┌─ Data to process

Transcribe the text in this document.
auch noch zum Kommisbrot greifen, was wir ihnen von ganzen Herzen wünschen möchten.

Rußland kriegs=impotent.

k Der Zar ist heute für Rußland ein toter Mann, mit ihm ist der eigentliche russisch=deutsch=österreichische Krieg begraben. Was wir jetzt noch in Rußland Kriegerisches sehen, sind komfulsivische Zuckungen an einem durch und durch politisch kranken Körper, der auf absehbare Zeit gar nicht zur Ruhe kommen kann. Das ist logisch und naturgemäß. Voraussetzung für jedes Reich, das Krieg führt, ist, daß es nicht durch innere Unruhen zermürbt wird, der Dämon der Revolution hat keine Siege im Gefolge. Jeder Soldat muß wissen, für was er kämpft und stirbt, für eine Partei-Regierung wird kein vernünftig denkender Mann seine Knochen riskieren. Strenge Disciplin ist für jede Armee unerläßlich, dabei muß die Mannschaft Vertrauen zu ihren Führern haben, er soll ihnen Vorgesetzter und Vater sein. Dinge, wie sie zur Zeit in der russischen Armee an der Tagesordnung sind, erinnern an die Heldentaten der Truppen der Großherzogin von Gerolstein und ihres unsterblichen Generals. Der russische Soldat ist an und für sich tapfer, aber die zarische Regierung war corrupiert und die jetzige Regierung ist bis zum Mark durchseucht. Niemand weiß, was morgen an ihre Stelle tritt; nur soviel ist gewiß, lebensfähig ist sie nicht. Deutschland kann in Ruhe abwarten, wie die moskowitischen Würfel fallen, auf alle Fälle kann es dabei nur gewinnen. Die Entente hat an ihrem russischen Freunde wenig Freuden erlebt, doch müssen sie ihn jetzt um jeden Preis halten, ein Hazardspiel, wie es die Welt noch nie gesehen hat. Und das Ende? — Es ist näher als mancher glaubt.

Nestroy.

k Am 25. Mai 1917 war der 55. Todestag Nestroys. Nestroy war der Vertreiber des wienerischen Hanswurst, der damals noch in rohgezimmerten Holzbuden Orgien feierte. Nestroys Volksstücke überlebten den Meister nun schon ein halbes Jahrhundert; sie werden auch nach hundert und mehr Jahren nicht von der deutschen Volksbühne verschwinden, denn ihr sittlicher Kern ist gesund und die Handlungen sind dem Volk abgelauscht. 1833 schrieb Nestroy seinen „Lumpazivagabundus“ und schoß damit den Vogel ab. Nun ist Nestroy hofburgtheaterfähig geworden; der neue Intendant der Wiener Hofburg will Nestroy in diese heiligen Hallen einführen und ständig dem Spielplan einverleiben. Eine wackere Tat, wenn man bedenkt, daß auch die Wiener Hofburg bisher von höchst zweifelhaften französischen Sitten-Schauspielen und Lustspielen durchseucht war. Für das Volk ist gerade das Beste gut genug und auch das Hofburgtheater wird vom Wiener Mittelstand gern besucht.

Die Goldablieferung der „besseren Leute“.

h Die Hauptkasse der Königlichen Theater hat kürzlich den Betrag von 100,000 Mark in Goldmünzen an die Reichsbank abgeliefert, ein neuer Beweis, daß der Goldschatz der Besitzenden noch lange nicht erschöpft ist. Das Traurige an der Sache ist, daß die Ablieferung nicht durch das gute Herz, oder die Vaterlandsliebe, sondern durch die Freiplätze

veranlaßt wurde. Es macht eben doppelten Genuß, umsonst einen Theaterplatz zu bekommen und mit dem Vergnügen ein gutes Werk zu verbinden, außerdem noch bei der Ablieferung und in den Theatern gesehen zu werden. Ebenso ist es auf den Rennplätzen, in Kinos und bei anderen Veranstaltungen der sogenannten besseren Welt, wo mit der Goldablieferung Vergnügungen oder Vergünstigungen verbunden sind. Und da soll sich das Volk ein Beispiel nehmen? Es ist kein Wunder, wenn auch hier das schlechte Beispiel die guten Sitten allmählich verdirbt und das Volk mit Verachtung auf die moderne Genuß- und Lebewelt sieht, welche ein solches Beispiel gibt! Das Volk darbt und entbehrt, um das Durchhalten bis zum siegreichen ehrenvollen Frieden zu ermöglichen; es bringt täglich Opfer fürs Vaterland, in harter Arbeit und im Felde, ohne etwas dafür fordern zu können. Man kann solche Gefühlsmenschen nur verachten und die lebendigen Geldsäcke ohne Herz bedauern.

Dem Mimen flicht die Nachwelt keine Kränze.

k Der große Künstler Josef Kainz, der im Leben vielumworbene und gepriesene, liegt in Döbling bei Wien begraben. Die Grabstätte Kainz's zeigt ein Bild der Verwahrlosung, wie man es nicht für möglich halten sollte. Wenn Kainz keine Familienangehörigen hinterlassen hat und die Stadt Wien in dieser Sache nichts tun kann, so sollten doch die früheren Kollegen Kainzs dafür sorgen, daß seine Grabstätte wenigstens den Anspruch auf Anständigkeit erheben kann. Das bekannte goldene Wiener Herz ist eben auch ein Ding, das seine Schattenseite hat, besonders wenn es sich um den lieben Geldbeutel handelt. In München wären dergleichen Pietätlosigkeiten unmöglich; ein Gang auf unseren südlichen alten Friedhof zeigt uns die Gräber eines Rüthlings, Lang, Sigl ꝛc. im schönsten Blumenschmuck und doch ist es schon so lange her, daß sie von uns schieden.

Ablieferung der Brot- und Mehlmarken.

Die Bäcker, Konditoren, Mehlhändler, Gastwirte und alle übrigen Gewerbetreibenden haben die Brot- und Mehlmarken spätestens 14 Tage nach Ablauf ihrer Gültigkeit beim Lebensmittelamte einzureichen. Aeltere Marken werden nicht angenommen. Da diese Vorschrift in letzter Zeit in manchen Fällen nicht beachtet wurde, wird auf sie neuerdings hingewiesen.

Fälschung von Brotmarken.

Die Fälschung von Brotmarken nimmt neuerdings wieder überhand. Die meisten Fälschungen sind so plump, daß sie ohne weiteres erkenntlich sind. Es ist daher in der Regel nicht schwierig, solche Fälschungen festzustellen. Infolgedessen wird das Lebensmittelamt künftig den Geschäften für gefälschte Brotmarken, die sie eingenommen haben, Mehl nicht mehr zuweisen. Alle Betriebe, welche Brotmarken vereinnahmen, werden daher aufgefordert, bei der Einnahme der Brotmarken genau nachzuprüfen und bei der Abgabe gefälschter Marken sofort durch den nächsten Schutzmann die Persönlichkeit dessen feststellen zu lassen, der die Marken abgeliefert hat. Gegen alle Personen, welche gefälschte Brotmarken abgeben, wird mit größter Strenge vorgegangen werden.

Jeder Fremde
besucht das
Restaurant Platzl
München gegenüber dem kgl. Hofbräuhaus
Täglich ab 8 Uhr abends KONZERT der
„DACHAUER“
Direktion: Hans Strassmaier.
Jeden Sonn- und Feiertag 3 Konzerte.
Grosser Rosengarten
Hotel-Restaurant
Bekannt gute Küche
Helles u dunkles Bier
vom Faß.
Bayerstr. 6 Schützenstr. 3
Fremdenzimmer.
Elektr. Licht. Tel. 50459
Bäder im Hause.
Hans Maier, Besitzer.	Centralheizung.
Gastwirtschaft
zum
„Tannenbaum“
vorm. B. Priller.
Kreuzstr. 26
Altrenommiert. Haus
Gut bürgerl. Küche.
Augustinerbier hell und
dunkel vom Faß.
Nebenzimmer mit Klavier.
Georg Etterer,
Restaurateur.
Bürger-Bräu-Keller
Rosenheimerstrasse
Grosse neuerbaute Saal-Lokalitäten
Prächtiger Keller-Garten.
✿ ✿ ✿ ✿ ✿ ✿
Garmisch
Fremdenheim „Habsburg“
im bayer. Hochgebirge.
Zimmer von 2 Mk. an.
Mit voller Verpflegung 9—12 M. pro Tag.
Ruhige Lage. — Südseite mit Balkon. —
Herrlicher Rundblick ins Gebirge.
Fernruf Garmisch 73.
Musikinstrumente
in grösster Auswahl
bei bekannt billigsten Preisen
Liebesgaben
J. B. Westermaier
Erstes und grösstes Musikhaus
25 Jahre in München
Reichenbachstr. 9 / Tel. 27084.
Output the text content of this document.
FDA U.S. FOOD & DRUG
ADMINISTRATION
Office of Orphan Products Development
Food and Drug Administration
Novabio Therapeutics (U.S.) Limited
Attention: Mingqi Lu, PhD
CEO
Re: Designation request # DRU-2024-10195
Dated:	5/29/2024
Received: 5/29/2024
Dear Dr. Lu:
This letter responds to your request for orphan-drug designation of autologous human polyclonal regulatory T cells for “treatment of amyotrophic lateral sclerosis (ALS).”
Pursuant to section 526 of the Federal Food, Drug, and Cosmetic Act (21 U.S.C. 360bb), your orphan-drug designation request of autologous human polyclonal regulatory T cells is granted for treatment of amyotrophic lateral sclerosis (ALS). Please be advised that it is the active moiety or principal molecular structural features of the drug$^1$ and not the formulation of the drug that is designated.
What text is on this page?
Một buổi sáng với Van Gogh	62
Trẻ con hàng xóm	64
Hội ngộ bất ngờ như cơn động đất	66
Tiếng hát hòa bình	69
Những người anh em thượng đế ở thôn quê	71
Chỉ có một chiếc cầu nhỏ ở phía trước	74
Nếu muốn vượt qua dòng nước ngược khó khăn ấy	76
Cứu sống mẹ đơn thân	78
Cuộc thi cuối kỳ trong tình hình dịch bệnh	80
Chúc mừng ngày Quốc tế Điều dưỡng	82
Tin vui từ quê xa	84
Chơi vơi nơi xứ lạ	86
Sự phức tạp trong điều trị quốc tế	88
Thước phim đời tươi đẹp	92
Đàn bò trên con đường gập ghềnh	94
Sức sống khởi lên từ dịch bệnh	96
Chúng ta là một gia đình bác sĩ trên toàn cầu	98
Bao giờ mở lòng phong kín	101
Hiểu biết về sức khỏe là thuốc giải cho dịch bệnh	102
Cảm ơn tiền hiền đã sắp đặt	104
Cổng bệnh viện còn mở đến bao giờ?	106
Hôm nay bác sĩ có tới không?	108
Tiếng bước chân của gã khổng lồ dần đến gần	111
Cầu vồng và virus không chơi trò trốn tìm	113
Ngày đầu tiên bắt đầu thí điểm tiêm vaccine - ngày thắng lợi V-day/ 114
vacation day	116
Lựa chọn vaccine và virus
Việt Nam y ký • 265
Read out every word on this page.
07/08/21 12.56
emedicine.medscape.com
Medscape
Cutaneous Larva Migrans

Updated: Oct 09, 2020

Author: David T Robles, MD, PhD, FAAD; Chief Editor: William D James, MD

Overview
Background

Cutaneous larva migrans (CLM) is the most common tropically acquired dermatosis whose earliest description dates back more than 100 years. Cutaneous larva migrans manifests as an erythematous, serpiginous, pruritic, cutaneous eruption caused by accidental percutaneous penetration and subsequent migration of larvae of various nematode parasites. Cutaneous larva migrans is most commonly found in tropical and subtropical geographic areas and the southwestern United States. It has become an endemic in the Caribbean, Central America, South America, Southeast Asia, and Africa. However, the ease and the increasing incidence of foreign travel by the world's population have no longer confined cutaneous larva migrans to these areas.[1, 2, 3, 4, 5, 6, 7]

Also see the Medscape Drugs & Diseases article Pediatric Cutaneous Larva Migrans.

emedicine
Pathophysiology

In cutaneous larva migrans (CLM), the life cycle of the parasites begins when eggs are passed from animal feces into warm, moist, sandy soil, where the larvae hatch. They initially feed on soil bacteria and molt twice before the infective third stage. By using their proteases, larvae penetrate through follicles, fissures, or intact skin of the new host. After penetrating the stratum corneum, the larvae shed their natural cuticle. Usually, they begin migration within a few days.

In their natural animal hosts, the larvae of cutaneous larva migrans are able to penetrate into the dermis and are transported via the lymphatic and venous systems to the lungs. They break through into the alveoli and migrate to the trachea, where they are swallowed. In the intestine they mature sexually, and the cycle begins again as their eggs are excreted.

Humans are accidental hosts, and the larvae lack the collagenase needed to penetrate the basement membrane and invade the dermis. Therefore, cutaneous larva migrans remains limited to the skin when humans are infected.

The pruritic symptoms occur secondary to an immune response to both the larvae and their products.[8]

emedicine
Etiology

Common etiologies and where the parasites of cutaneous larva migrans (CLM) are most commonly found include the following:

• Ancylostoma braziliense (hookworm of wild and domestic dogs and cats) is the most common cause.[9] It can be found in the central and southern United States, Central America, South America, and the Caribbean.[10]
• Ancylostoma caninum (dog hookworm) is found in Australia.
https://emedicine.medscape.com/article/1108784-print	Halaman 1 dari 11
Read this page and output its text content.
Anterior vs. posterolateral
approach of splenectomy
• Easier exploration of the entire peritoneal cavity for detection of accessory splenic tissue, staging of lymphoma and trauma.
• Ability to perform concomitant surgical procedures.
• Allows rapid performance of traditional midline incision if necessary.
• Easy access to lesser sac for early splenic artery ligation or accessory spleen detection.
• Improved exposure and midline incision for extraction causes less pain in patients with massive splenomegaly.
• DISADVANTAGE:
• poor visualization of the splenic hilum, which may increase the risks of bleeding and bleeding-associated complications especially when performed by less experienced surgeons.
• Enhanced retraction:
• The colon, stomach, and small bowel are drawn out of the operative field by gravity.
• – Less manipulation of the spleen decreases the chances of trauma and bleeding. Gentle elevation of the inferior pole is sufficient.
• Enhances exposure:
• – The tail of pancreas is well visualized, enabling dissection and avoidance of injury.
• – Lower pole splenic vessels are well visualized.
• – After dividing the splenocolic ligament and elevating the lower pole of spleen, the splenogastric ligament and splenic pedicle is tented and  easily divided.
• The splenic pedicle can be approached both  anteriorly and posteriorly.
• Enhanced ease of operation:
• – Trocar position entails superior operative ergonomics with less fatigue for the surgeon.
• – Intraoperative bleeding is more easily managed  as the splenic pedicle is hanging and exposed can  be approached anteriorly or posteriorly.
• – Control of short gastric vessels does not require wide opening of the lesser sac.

└─

• Required action: Respond with one number, namely the count of lines in the entries above that hold the word "sclerosis".

• Output for this exercise: 2